### [Task to carry out]
Search the records for "sounds". Copy every line where it appears.

### [Exercise material]
-*-
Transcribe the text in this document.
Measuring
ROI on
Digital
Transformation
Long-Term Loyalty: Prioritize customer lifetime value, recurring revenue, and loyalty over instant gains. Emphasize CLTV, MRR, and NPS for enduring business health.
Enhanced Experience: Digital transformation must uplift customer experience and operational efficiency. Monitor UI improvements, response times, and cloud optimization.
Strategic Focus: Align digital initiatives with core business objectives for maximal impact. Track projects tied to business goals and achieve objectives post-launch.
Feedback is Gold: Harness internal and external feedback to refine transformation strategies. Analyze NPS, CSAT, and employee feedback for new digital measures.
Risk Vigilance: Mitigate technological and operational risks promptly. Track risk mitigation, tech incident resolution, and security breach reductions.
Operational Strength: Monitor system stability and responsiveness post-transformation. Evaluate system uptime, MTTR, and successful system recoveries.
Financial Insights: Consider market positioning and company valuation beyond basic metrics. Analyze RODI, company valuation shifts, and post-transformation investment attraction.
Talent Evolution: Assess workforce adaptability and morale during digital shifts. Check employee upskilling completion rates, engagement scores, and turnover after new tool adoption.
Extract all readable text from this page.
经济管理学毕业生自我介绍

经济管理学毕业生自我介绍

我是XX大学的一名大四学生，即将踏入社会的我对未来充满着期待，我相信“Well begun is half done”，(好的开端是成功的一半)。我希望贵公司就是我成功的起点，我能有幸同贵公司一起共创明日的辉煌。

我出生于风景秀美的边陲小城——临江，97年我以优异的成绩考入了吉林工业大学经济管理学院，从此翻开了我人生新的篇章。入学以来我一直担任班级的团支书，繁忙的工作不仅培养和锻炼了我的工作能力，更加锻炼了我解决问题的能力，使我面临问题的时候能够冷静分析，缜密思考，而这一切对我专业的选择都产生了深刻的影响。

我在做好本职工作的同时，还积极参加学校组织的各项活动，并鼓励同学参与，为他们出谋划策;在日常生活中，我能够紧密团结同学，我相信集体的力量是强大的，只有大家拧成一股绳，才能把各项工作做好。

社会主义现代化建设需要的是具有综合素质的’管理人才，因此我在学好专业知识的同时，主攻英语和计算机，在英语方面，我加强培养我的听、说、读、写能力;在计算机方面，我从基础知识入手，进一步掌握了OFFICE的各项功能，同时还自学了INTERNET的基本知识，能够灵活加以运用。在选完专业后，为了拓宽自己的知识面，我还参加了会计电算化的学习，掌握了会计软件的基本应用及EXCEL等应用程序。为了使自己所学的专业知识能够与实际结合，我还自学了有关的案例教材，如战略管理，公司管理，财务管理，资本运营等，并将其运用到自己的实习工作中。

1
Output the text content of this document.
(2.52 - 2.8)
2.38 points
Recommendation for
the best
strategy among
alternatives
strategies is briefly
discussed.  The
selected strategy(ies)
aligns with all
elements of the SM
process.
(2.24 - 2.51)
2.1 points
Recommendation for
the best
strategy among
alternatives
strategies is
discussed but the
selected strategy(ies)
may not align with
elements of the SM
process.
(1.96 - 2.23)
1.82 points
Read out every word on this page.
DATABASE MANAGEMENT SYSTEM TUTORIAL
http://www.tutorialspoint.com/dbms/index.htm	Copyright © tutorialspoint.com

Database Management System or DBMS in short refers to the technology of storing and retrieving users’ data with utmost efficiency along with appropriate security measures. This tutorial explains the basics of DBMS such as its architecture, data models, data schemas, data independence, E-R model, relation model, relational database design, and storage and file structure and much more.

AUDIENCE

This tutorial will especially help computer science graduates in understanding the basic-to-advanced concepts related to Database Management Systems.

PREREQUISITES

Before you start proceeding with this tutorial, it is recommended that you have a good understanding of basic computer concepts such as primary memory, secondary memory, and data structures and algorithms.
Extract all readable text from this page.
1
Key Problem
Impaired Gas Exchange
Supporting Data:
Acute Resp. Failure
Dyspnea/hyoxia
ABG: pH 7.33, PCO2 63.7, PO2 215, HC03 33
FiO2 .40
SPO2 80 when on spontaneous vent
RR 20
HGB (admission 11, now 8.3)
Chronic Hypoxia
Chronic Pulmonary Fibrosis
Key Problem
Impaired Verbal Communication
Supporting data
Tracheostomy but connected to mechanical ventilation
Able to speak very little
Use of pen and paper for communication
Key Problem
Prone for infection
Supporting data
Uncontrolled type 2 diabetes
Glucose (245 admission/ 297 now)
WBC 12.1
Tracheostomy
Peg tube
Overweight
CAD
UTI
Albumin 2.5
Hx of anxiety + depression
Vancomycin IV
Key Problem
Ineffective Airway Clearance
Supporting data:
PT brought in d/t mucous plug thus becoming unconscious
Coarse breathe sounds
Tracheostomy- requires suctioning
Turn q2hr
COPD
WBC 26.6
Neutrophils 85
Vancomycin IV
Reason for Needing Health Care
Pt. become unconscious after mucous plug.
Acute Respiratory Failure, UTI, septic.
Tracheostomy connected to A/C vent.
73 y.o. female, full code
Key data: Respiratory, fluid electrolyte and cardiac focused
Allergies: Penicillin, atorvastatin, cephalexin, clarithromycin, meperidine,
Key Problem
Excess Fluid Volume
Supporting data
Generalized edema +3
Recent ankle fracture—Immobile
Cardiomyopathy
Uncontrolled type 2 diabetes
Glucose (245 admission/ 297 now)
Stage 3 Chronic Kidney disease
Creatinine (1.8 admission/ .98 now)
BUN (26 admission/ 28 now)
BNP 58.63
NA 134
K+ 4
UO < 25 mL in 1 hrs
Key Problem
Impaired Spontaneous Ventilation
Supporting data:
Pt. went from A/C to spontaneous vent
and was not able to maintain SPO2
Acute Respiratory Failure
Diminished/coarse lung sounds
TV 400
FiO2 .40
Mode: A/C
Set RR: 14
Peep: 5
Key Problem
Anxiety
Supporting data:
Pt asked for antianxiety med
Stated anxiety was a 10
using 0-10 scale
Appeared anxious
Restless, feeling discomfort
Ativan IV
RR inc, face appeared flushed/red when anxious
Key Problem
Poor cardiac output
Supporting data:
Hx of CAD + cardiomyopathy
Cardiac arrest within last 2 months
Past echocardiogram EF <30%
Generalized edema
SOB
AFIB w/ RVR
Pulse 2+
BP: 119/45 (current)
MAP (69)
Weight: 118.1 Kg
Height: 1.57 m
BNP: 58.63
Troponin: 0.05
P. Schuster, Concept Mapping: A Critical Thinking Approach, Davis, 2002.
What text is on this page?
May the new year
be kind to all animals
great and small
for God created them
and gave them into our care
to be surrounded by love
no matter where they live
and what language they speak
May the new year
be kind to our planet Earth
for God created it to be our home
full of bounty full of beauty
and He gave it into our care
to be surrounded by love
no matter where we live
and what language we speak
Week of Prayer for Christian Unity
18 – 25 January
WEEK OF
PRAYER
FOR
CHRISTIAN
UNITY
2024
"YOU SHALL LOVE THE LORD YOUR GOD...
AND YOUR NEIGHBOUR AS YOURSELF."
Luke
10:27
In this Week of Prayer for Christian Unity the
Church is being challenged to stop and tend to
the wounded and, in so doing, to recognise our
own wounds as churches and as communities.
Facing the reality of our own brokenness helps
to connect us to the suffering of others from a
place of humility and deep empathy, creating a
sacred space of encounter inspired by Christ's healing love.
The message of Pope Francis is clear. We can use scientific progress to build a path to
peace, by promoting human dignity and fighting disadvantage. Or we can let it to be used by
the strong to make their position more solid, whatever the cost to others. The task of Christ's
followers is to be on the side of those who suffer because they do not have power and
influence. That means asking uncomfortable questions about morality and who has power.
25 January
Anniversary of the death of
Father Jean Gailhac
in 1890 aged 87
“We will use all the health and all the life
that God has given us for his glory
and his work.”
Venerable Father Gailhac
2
-*-
### [Final result]
Coarse breathe sounds
Diminished/coarse lung sounds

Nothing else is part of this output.